Quote the lines below from the one containing "What text is on this page?" to the final line, both ends included; exclude the pictures.

--- Start Data rows ---

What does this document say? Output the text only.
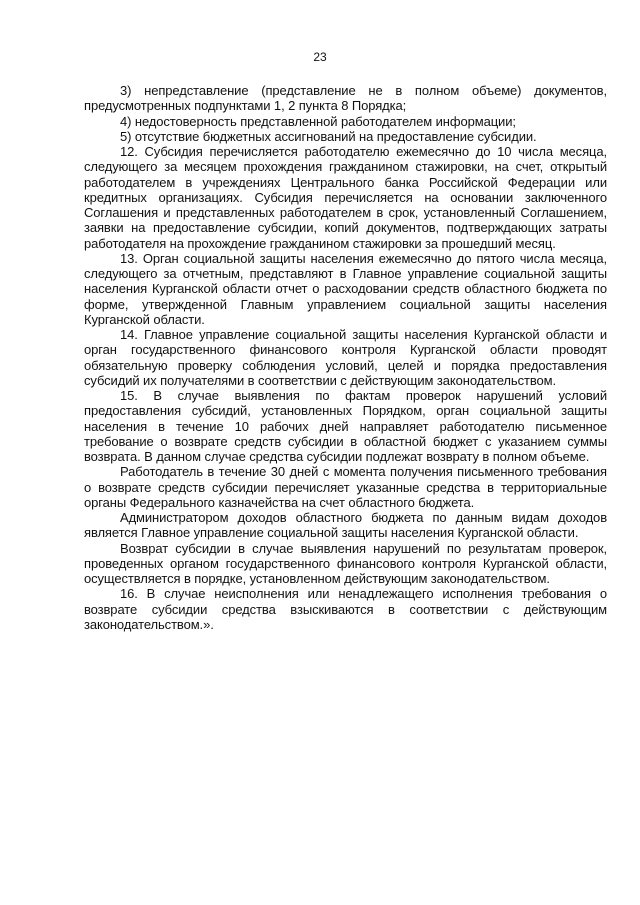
23

3) непредставление (представление не в полном объеме) документов, предусмотренных подпунктами 1, 2 пункта 8 Порядка;

4) недостоверность представленной работодателем информации;

5) отсутствие бюджетных ассигнований на предоставление субсидии.

12. Субсидия перечисляется работодателю ежемесячно до 10 числа месяца, следующего за месяцем прохождения гражданином стажировки, на счет, открытый работодателем в учреждениях Центрального банка Российской Федерации или кредитных организациях. Субсидия перечисляется на основании заключенного Соглашения и представленных работодателем в срок, установленный Соглашением, заявки на предоставление субсидии, копий документов, подтверждающих затраты работодателя на прохождение гражданином стажировки за прошедший месяц.

13. Орган социальной защиты населения ежемесячно до пятого числа месяца, следующего за отчетным, представляют в Главное управление социальной защиты населения Курганской области отчет о расходовании средств областного бюджета по форме, утвержденной Главным управлением социальной защиты населения Курганской области.

14. Главное управление социальной защиты населения Курганской области и орган государственного финансового контроля Курганской области проводят обязательную проверку соблюдения условий, целей и порядка предоставления субсидий их получателями в соответствии с действующим законодательством.

15. В случае выявления по фактам проверок нарушений условий предоставления субсидий, установленных Порядком, орган социальной защиты населения в течение 10 рабочих дней направляет работодателю письменное требование о возврате средств субсидии в областной бюджет с указанием суммы возврата. В данном случае средства субсидии подлежат возврату в полном объеме.

Работодатель в течение 30 дней с момента получения письменного требования о возврате средств субсидии перечисляет указанные средства в территориальные органы Федерального казначейства на счет областного бюджета.

Администратором доходов областного бюджета по данным видам доходов является Главное управление социальной защиты населения Курганской области.

Возврат субсидии в случае выявления нарушений по результатам проверок, проведенных органом государственного финансового контроля Курганской области, осуществляется в порядке, установленном действующим законодательством.

16. В случае неисполнения или ненадлежащего исполнения требования о возврате субсидии средства взыскиваются в соответствии с действующим законодательством.».
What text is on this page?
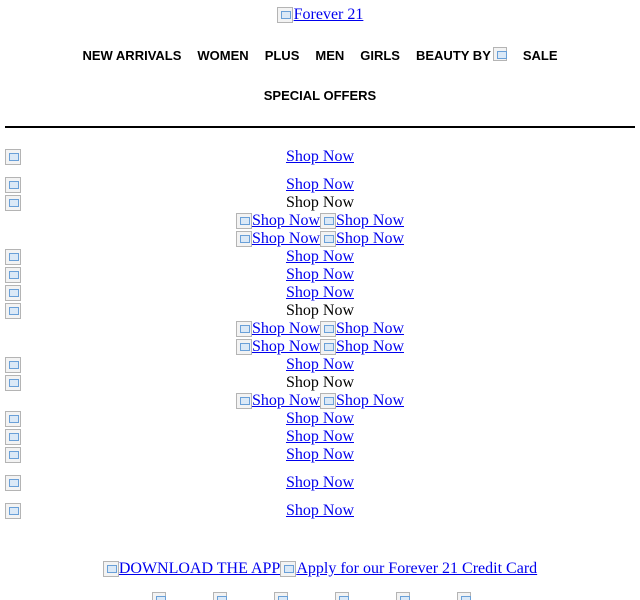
Forever 21
NEW ARRIVALS WOMEN PLUS MEN GIRLS BEAUTY BY SALE
SPECIAL OFFERS
Shop Now
Shop Now
Shop Now
Shop Now Shop Now
Shop Now Shop Now
Shop Now
Shop Now
Shop Now
Shop Now
Shop Now Shop Now
Shop Now Shop Now
Shop Now
Shop Now
Shop Now Shop Now
Shop Now
Shop Now
Shop Now
Shop Now
Shop Now
DOWNLOAD THE APP Apply for our Forever 21 Credit Card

--- End Data rows ---

In response:
What text is on this page?
Forever 21
NEW ARRIVALS WOMEN PLUS MEN GIRLS BEAUTY BY SALE
SPECIAL OFFERS
Shop Now
Shop Now
Shop Now
Shop Now Shop Now
Shop Now Shop Now
Shop Now
Shop Now
Shop Now
Shop Now
Shop Now Shop Now
Shop Now Shop Now
Shop Now
Shop Now
Shop Now Shop Now
Shop Now
Shop Now
Shop Now
Shop Now
Shop Now
DOWNLOAD THE APP Apply for our Forever 21 Credit Card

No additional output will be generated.